Extracted records
— Begin —

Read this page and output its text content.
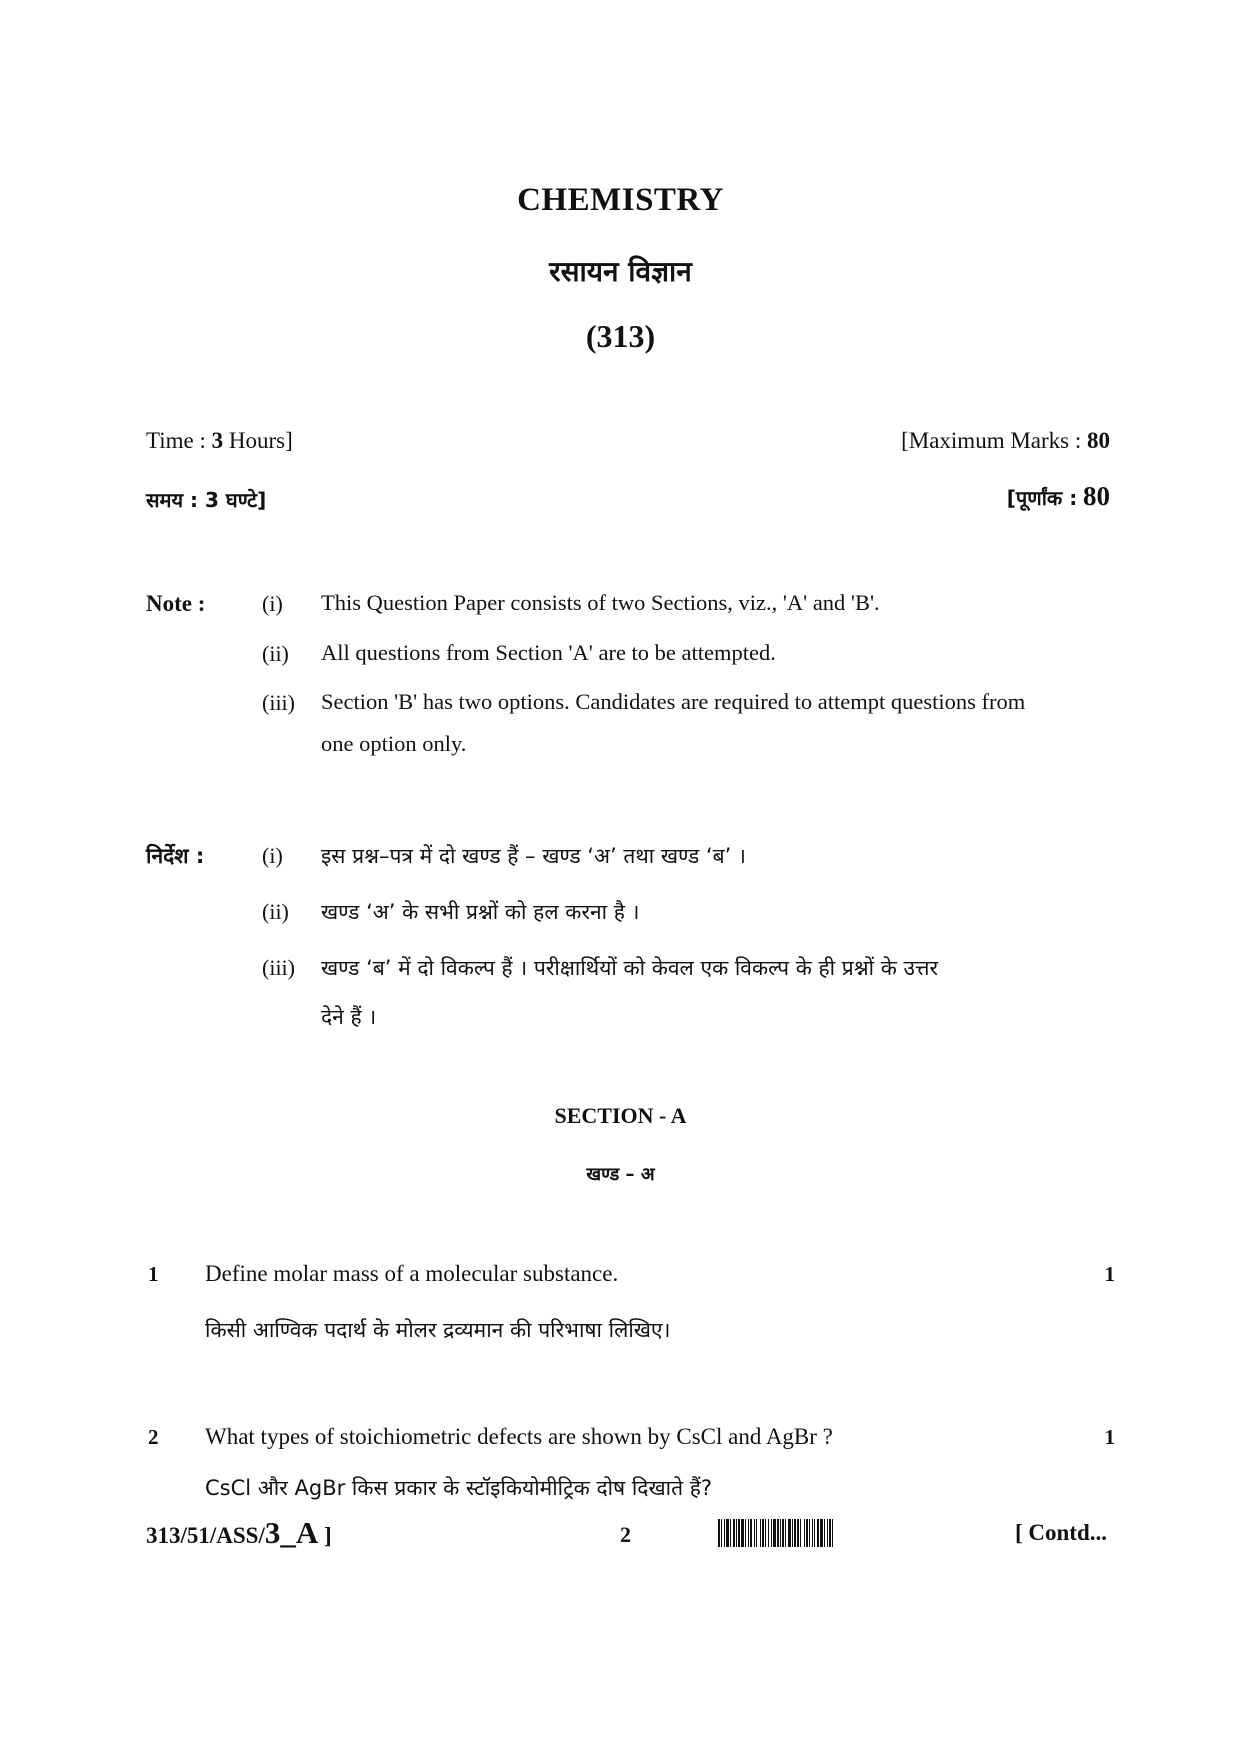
CHEMISTRY
रसायन विज्ञान
(313)
Time : 3 Hours]	[Maximum Marks : 80
समय : 3 घण्टे]	[पूर्णांक : 80
Note :	(i) This Question Paper consists of two Sections, viz., 'A' and 'B'.
(ii) All questions from Section 'A' are to be attempted.
(iii) Section 'B' has two options. Candidates are required to attempt questions from
one option only.
निर्देश :	(i) इस प्रश्न–पत्र में दो खण्ड हैं – खण्ड ‘अ’ तथा खण्ड ‘ब’ ।
(ii) खण्ड ‘अ’ के सभी प्रश्नों को हल करना है ।
(iii) खण्ड ‘ब’ में दो विकल्प हैं । परीक्षार्थियों को केवल एक विकल्प के ही प्रश्नों के उत्तर
देने हैं ।
SECTION - A
खण्ड – अ
1 Define molar mass of a molecular substance.	1
किसी आण्विक पदार्थ के मोलर द्रव्यमान की परिभाषा लिखिए।
2 What types of stoichiometric defects are shown by CsCl and AgBr ?	1
CsCl और AgBr किस प्रकार के स्टॉइकियोमीट्रिक दोष दिखाते हैं?
313/51/ASS/3_A ]	2	[ Contd...
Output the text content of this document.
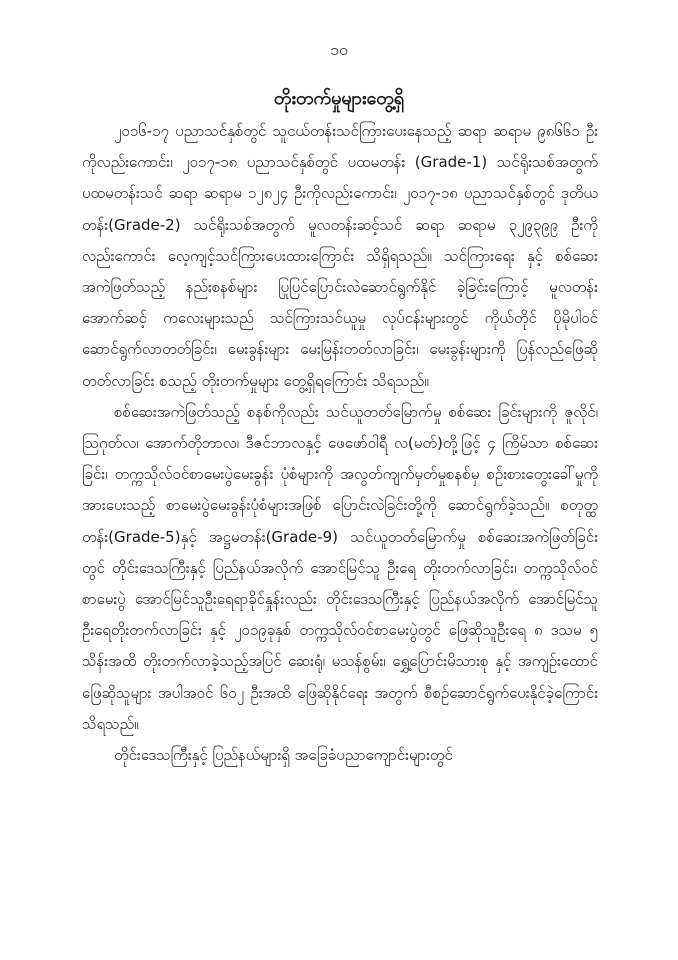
၁၀
တိုးတက်မှုများတွေ့ရှိ

၂၀၁၆-၁၇ ပညာသင်နှစ်တွင် သူငယ်တန်းသင်ကြားပေးနေသည့် ဆရာ ဆရာမ ၉၈၆၆၁ ဦးကိုလည်းကောင်း၊ ၂၀၁၇-၁၈ ပညာသင်နှစ်တွင် ပထမတန်း (Grade-1) သင်ရိုးသစ်အတွက် ပထမတန်းသင် ဆရာ ဆရာမ ၁၂၈၂၄ ဦးကိုလည်းကောင်း၊ ၂၀၁၇-၁၈ ပညာသင်နှစ်တွင် ဒုတိယတန်း(Grade-2) သင်ရိုးသစ်အတွက် မူလတန်းဆင့်သင် ဆရာ ဆရာမ ၃၂၉၃၉၉ ဦးကို လည်းကောင်း လေ့ကျင့်သင်ကြားပေးထားကြောင်း သိရှိရသည်။ သင်ကြားရေး နှင့် စစ်ဆေးအကဲဖြတ်သည့် နည်းစနစ်များ ပြုပြင်ပြောင်းလဲဆောင်ရွက်နိုင် ခဲ့ခြင်းကြောင့် မူလတန်းအောက်ဆင့် ကလေးများသည် သင်ကြားသင်ယူမှု လုပ်ငန်းများတွင် ကိုယ်တိုင် ပိုမိုပါဝင်ဆောင်ရွက်လာတတ်ခြင်း၊ မေးခွန်းများ မေးမြန်းတတ်လာခြင်း၊ မေးခွန်းများကို ပြန်လည်ဖြေဆိုတတ်လာခြင်း စသည့် တိုးတက်မှုများ တွေ့ရှိရကြောင်း သိရသည်။

စစ်ဆေးအကဲဖြတ်သည့် စနစ်ကိုလည်း သင်ယူတတ်မြောက်မှု စစ်ဆေး ခြင်းများကို ဇူလိုင်၊ သြဂုတ်လ၊ အောက်တိုဘာလ၊ ဒီဇင်ဘာလနှင့် ဖေဖော်ဝါရီ လ(မတ်)တို့ဖြင့် ၄ ကြိမ်သာ စစ်ဆေးခြင်း၊ တက္ကသိုလ်ဝင်စာမေးပွဲမေးခွန်း ပုံစံများကို အလွတ်ကျက်မှတ်မှုစနစ်မှ စဉ်းစားတွေးခေါ်မှုကို အားပေးသည့် စာမေးပွဲမေးခွန်းပုံစံများအဖြစ် ပြောင်းလဲခြင်းတို့ကို ဆောင်ရွက်ခဲ့သည်။ စတုတ္ထတန်း(Grade-5)နှင့် အဋ္ဌမတန်း(Grade-9) သင်ယူတတ်မြောက်မှု စစ်ဆေးအကဲဖြတ်ခြင်းတွင် တိုင်းဒေသကြီးနှင့် ပြည်နယ်အလိုက် အောင်မြင်သူ ဦးရေ တိုးတက်လာခြင်း၊ တက္ကသိုလ်ဝင်စာမေးပွဲ အောင်မြင်သူဦးရေရာခိုင်နှုန်းလည်း တိုင်းဒေသကြီးနှင့် ပြည်နယ်အလိုက် အောင်မြင်သူဦးရေတိုးတက်လာခြင်း နှင့် ၂၀၁၉ခုနှစ် တက္ကသိုလ်ဝင်စာမေးပွဲတွင် ဖြေဆိုသူဦးရေ ၈ ဒသမ ၅ သိန်းအထိ တိုးတက်လာခဲ့သည့်အပြင် ဆေးရုံ၊ မသန်စွမ်း၊ ရွှေ့ပြောင်းမိသားစု နှင့် အကျဉ်းထောင် ဖြေဆိုသူများ အပါအဝင် ၆၀၂ ဦးအထိ ဖြေဆိုနိုင်ရေး အတွက် စီစဉ်ဆောင်ရွက်ပေးနိုင်ခဲ့ကြောင်း သိရသည်။

တိုင်းဒေသကြီးနှင့် ပြည်နယ်များရှိ အခြေခံပညာကျောင်းများတွင်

— End —

- _STATED PROBLEM_: Go through the data above and transcribe it in full, omitting any image.

- _EXERCISE SOLUTION_:
Read this page and output its text content.
CHEMISTRY
रसायन विज्ञान
(313)
Time : 3 Hours]	[Maximum Marks : 80
समय : 3 घण्टे]	[पूर्णांक : 80
Note :	(i) This Question Paper consists of two Sections, viz., 'A' and 'B'.
(ii) All questions from Section 'A' are to be attempted.
(iii) Section 'B' has two options. Candidates are required to attempt questions from
one option only.
निर्देश :	(i) इस प्रश्न–पत्र में दो खण्ड हैं – खण्ड ‘अ’ तथा खण्ड ‘ब’ ।
(ii) खण्ड ‘अ’ के सभी प्रश्नों को हल करना है ।
(iii) खण्ड ‘ब’ में दो विकल्प हैं । परीक्षार्थियों को केवल एक विकल्प के ही प्रश्नों के उत्तर
देने हैं ।
SECTION - A
खण्ड – अ
1 Define molar mass of a molecular substance.	1
किसी आण्विक पदार्थ के मोलर द्रव्यमान की परिभाषा लिखिए।
2 What types of stoichiometric defects are shown by CsCl and AgBr ?	1
CsCl और AgBr किस प्रकार के स्टॉइकियोमीट्रिक दोष दिखाते हैं?
313/51/ASS/3_A ]	2	[ Contd...
Output the text content of this document.
၁၀
တိုးတက်မှုများတွေ့ရှိ

၂၀၁၆-၁၇ ပညာသင်နှစ်တွင် သူငယ်တန်းသင်ကြားပေးနေသည့် ဆရာ ဆရာမ ၉၈၆၆၁ ဦးကိုလည်းကောင်း၊ ၂၀၁၇-၁၈ ပညာသင်နှစ်တွင် ပထမတန်း (Grade-1) သင်ရိုးသစ်အတွက် ပထမတန်းသင် ဆရာ ဆရာမ ၁၂၈၂၄ ဦးကိုလည်းကောင်း၊ ၂၀၁၇-၁၈ ပညာသင်နှစ်တွင် ဒုတိယတန်း(Grade-2) သင်ရိုးသစ်အတွက် မူလတန်းဆင့်သင် ဆရာ ဆရာမ ၃၂၉၃၉၉ ဦးကို လည်းကောင်း လေ့ကျင့်သင်ကြားပေးထားကြောင်း သိရှိရသည်။ သင်ကြားရေး နှင့် စစ်ဆေးအကဲဖြတ်သည့် နည်းစနစ်များ ပြုပြင်ပြောင်းလဲဆောင်ရွက်နိုင် ခဲ့ခြင်းကြောင့် မူလတန်းအောက်ဆင့် ကလေးများသည် သင်ကြားသင်ယူမှု လုပ်ငန်းများတွင် ကိုယ်တိုင် ပိုမိုပါဝင်ဆောင်ရွက်လာတတ်ခြင်း၊ မေးခွန်းများ မေးမြန်းတတ်လာခြင်း၊ မေးခွန်းများကို ပြန်လည်ဖြေဆိုတတ်လာခြင်း စသည့် တိုးတက်မှုများ တွေ့ရှိရကြောင်း သိရသည်။

စစ်ဆေးအကဲဖြတ်သည့် စနစ်ကိုလည်း သင်ယူတတ်မြောက်မှု စစ်ဆေး ခြင်းများကို ဇူလိုင်၊ သြဂုတ်လ၊ အောက်တိုဘာလ၊ ဒီဇင်ဘာလနှင့် ဖေဖော်ဝါရီ လ(မတ်)တို့ဖြင့် ၄ ကြိမ်သာ စစ်ဆေးခြင်း၊ တက္ကသိုလ်ဝင်စာမေးပွဲမေးခွန်း ပုံစံများကို အလွတ်ကျက်မှတ်မှုစနစ်မှ စဉ်းစားတွေးခေါ်မှုကို အားပေးသည့် စာမေးပွဲမေးခွန်းပုံစံများအဖြစ် ပြောင်းလဲခြင်းတို့ကို ဆောင်ရွက်ခဲ့သည်။ စတုတ္ထတန်း(Grade-5)နှင့် အဋ္ဌမတန်း(Grade-9) သင်ယူတတ်မြောက်မှု စစ်ဆေးအကဲဖြတ်ခြင်းတွင် တိုင်းဒေသကြီးနှင့် ပြည်နယ်အလိုက် အောင်မြင်သူ ဦးရေ တိုးတက်လာခြင်း၊ တက္ကသိုလ်ဝင်စာမေးပွဲ အောင်မြင်သူဦးရေရာခိုင်နှုန်းလည်း တိုင်းဒေသကြီးနှင့် ပြည်နယ်အလိုက် အောင်မြင်သူဦးရေတိုးတက်လာခြင်း နှင့် ၂၀၁၉ခုနှစ် တက္ကသိုလ်ဝင်စာမေးပွဲတွင် ဖြေဆိုသူဦးရေ ၈ ဒသမ ၅ သိန်းအထိ တိုးတက်လာခဲ့သည့်အပြင် ဆေးရုံ၊ မသန်စွမ်း၊ ရွှေ့ပြောင်းမိသားစု နှင့် အကျဉ်းထောင် ဖြေဆိုသူများ အပါအဝင် ၆၀၂ ဦးအထိ ဖြေဆိုနိုင်ရေး အတွက် စီစဉ်ဆောင်ရွက်ပေးနိုင်ခဲ့ကြောင်း သိရသည်။

တိုင်းဒေသကြီးနှင့် ပြည်နယ်များရှိ အခြေခံပညာကျောင်းများတွင်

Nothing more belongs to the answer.